Instruction: Print every line of the listing exactly, please.

Data extract:

# # # # #

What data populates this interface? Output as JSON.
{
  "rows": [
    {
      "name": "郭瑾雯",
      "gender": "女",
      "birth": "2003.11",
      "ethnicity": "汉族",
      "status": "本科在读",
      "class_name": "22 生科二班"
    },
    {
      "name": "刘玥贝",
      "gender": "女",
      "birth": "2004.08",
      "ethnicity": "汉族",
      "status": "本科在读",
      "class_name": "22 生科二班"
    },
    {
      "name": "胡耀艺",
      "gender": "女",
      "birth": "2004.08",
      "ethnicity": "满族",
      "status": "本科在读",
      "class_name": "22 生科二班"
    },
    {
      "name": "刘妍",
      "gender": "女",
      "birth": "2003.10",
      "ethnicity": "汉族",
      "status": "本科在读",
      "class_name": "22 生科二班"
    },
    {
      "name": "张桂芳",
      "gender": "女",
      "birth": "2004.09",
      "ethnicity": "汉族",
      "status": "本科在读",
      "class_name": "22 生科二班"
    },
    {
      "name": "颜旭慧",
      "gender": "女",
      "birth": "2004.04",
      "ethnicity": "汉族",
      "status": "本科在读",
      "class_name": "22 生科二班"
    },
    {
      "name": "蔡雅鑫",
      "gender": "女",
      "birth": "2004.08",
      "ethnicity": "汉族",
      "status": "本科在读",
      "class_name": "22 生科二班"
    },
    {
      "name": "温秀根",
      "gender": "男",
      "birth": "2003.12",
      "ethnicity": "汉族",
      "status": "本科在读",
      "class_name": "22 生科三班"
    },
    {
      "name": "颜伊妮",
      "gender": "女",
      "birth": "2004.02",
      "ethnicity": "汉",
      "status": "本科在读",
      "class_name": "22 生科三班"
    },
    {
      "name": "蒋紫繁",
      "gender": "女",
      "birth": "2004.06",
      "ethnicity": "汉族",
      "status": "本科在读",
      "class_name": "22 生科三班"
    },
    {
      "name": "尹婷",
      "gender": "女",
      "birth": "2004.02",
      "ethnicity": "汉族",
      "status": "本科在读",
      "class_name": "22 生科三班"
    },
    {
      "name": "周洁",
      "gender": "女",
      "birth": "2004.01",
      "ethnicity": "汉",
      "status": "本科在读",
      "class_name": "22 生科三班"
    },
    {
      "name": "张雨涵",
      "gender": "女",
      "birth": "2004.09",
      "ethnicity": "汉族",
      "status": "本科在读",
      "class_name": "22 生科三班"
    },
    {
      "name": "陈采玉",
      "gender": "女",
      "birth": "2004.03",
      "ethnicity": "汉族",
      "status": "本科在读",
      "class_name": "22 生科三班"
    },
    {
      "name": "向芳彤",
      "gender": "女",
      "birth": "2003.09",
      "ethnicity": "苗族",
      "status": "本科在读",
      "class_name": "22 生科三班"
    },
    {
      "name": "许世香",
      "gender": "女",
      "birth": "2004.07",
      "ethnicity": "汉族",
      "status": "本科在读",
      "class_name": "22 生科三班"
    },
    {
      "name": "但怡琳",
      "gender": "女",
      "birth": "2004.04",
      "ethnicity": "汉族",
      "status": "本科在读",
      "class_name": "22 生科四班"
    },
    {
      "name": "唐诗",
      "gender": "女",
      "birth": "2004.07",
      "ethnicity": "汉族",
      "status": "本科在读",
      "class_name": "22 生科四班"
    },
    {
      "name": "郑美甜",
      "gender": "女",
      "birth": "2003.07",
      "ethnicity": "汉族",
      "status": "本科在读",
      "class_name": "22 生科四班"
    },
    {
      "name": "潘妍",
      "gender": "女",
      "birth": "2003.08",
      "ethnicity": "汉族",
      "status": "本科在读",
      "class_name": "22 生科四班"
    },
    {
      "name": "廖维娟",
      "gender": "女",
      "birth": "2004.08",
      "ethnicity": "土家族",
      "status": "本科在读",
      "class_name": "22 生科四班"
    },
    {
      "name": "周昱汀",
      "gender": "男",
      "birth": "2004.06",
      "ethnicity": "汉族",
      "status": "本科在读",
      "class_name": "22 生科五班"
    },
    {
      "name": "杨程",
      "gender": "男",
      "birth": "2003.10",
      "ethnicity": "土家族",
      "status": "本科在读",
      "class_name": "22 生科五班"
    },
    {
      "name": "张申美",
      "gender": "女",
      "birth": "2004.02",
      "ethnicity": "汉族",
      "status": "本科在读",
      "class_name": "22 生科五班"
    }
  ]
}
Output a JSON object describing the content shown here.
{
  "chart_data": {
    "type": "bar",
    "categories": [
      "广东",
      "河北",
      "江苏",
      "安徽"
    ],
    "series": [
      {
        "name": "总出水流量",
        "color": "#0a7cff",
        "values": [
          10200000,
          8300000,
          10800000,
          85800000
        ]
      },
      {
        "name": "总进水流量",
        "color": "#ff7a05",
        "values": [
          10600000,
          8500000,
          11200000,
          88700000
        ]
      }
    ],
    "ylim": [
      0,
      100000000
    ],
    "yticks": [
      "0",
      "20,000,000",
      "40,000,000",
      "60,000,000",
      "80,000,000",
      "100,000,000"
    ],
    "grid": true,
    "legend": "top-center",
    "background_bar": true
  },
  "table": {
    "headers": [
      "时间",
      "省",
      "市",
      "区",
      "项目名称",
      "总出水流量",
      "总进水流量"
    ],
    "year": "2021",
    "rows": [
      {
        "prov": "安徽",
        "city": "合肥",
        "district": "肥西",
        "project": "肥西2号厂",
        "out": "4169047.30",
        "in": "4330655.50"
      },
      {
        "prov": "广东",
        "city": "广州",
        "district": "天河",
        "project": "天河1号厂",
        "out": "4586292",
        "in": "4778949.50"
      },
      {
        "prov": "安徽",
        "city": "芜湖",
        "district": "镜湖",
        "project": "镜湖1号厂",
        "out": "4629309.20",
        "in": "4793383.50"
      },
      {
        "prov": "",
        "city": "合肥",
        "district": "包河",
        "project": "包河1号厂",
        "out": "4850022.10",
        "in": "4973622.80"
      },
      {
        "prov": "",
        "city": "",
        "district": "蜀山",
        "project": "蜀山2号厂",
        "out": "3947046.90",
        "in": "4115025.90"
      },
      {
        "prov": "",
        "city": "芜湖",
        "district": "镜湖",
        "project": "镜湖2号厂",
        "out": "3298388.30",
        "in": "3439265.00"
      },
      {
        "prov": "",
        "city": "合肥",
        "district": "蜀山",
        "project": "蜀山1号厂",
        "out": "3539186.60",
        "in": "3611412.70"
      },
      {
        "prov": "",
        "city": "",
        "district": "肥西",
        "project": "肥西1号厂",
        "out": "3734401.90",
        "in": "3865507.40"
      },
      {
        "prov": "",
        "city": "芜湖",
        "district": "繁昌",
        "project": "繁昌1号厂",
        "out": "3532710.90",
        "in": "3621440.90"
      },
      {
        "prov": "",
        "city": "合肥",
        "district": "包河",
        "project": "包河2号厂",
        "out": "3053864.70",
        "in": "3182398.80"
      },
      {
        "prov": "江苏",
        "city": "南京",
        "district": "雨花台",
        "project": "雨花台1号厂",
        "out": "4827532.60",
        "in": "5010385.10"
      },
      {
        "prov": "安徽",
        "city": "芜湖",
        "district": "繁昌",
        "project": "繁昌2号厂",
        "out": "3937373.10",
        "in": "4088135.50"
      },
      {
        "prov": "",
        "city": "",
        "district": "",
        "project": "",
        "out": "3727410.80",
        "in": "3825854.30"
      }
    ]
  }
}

# # # # #

Exercise solution:
What data populates this interface? Output as JSON.
{
  "rows": [
    {
      "name": "郭瑾雯",
      "gender": "女",
      "birth": "2003.11",
      "ethnicity": "汉族",
      "status": "本科在读",
      "class_name": "22 生科二班"
    },
    {
      "name": "刘玥贝",
      "gender": "女",
      "birth": "2004.08",
      "ethnicity": "汉族",
      "status": "本科在读",
      "class_name": "22 生科二班"
    },
    {
      "name": "胡耀艺",
      "gender": "女",
      "birth": "2004.08",
      "ethnicity": "满族",
      "status": "本科在读",
      "class_name": "22 生科二班"
    },
    {
      "name": "刘妍",
      "gender": "女",
      "birth": "2003.10",
      "ethnicity": "汉族",
      "status": "本科在读",
      "class_name": "22 生科二班"
    },
    {
      "name": "张桂芳",
      "gender": "女",
      "birth": "2004.09",
      "ethnicity": "汉族",
      "status": "本科在读",
      "class_name": "22 生科二班"
    },
    {
      "name": "颜旭慧",
      "gender": "女",
      "birth": "2004.04",
      "ethnicity": "汉族",
      "status": "本科在读",
      "class_name": "22 生科二班"
    },
    {
      "name": "蔡雅鑫",
      "gender": "女",
      "birth": "2004.08",
      "ethnicity": "汉族",
      "status": "本科在读",
      "class_name": "22 生科二班"
    },
    {
      "name": "温秀根",
      "gender": "男",
      "birth": "2003.12",
      "ethnicity": "汉族",
      "status": "本科在读",
      "class_name": "22 生科三班"
    },
    {
      "name": "颜伊妮",
      "gender": "女",
      "birth": "2004.02",
      "ethnicity": "汉",
      "status": "本科在读",
      "class_name": "22 生科三班"
    },
    {
      "name": "蒋紫繁",
      "gender": "女",
      "birth": "2004.06",
      "ethnicity": "汉族",
      "status": "本科在读",
      "class_name": "22 生科三班"
    },
    {
      "name": "尹婷",
      "gender": "女",
      "birth": "2004.02",
      "ethnicity": "汉族",
      "status": "本科在读",
      "class_name": "22 生科三班"
    },
    {
      "name": "周洁",
      "gender": "女",
      "birth": "2004.01",
      "ethnicity": "汉",
      "status": "本科在读",
      "class_name": "22 生科三班"
    },
    {
      "name": "张雨涵",
      "gender": "女",
      "birth": "2004.09",
      "ethnicity": "汉族",
      "status": "本科在读",
      "class_name": "22 生科三班"
    },
    {
      "name": "陈采玉",
      "gender": "女",
      "birth": "2004.03",
      "ethnicity": "汉族",
      "status": "本科在读",
      "class_name": "22 生科三班"
    },
    {
      "name": "向芳彤",
      "gender": "女",
      "birth": "2003.09",
      "ethnicity": "苗族",
      "status": "本科在读",
      "class_name": "22 生科三班"
    },
    {
      "name": "许世香",
      "gender": "女",
      "birth": "2004.07",
      "ethnicity": "汉族",
      "status": "本科在读",
      "class_name": "22 生科三班"
    },
    {
      "name": "但怡琳",
      "gender": "女",
      "birth": "2004.04",
      "ethnicity": "汉族",
      "status": "本科在读",
      "class_name": "22 生科四班"
    },
    {
      "name": "唐诗",
      "gender": "女",
      "birth": "2004.07",
      "ethnicity": "汉族",
      "status": "本科在读",
      "class_name": "22 生科四班"
    },
    {
      "name": "郑美甜",
      "gender": "女",
      "birth": "2003.07",
      "ethnicity": "汉族",
      "status": "本科在读",
      "class_name": "22 生科四班"
    },
    {
      "name": "潘妍",
      "gender": "女",
      "birth": "2003.08",
      "ethnicity": "汉族",
      "status": "本科在读",
      "class_name": "22 生科四班"
    },
    {
      "name": "廖维娟",
      "gender": "女",
      "birth": "2004.08",
      "ethnicity": "土家族",
      "status": "本科在读",
      "class_name": "22 生科四班"
    },
    {
      "name": "周昱汀",
      "gender": "男",
      "birth": "2004.06",
      "ethnicity": "汉族",
      "status": "本科在读",
      "class_name": "22 生科五班"
    },
    {
      "name": "杨程",
      "gender": "男",
      "birth": "2003.10",
      "ethnicity": "土家族",
      "status": "本科在读",
      "class_name": "22 生科五班"
    },
    {
      "name": "张申美",
      "gender": "女",
      "birth": "2004.02",
      "ethnicity": "汉族",
      "status": "本科在读",
      "class_name": "22 生科五班"
    }
  ]
}
Output a JSON object describing the content shown here.
{
  "chart_data": {
    "type": "bar",
    "categories": [
      "广东",
      "河北",
      "江苏",
      "安徽"
    ],
    "series": [
      {
        "name": "总出水流量",
        "color": "#0a7cff",
        "values": [
          10200000,
          8300000,
          10800000,
          85800000
        ]
      },
      {
        "name": "总进水流量",
        "color": "#ff7a05",
        "values": [
          10600000,
          8500000,
          11200000,
          88700000
        ]
      }
    ],
    "ylim": [
      0,
      100000000
    ],
    "yticks": [
      "0",
      "20,000,000",
      "40,000,000",
      "60,000,000",
      "80,000,000",
      "100,000,000"
    ],
    "grid": true,
    "legend": "top-center",
    "background_bar": true
  },
  "table": {
    "headers": [
      "时间",
      "省",
      "市",
      "区",
      "项目名称",
      "总出水流量",
      "总进水流量"
    ],
    "year": "2021",
    "rows": [
      {
        "prov": "安徽",
        "city": "合肥",
        "district": "肥西",
        "project": "肥西2号厂",
        "out": "4169047.30",
        "in": "4330655.50"
      },
      {
        "prov": "广东",
        "city": "广州",
        "district": "天河",
        "project": "天河1号厂",
        "out": "4586292",
        "in": "4778949.50"
      },
      {
        "prov": "安徽",
        "city": "芜湖",
        "district": "镜湖",
        "project": "镜湖1号厂",
        "out": "4629309.20",
        "in": "4793383.50"
      },
      {
        "prov": "",
        "city": "合肥",
        "district": "包河",
        "project": "包河1号厂",
        "out": "4850022.10",
        "in": "4973622.80"
      },
      {
        "prov": "",
        "city": "",
        "district": "蜀山",
        "project": "蜀山2号厂",
        "out": "3947046.90",
        "in": "4115025.90"
      },
      {
        "prov": "",
        "city": "芜湖",
        "district": "镜湖",
        "project": "镜湖2号厂",
        "out": "3298388.30",
        "in": "3439265.00"
      },
      {
        "prov": "",
        "city": "合肥",
        "district": "蜀山",
        "project": "蜀山1号厂",
        "out": "3539186.60",
        "in": "3611412.70"
      },
      {
        "prov": "",
        "city": "",
        "district": "肥西",
        "project": "肥西1号厂",
        "out": "3734401.90",
        "in": "3865507.40"
      },
      {
        "prov": "",
        "city": "芜湖",
        "district": "繁昌",
        "project": "繁昌1号厂",
        "out": "3532710.90",
        "in": "3621440.90"
      },
      {
        "prov": "",
        "city": "合肥",
        "district": "包河",
        "project": "包河2号厂",
        "out": "3053864.70",
        "in": "3182398.80"
      },
      {
        "prov": "江苏",
        "city": "南京",
        "district": "雨花台",
        "project": "雨花台1号厂",
        "out": "4827532.60",
        "in": "5010385.10"
      },
      {
        "prov": "安徽",
        "city": "芜湖",
        "district": "繁昌",
        "project": "繁昌2号厂",
        "out": "3937373.10",
        "in": "4088135.50"
      },
      {
        "prov": "",
        "city": "",
        "district": "",
        "project": "",
        "out": "3727410.80",
        "in": "3825854.30"
      }
    ]
  }
}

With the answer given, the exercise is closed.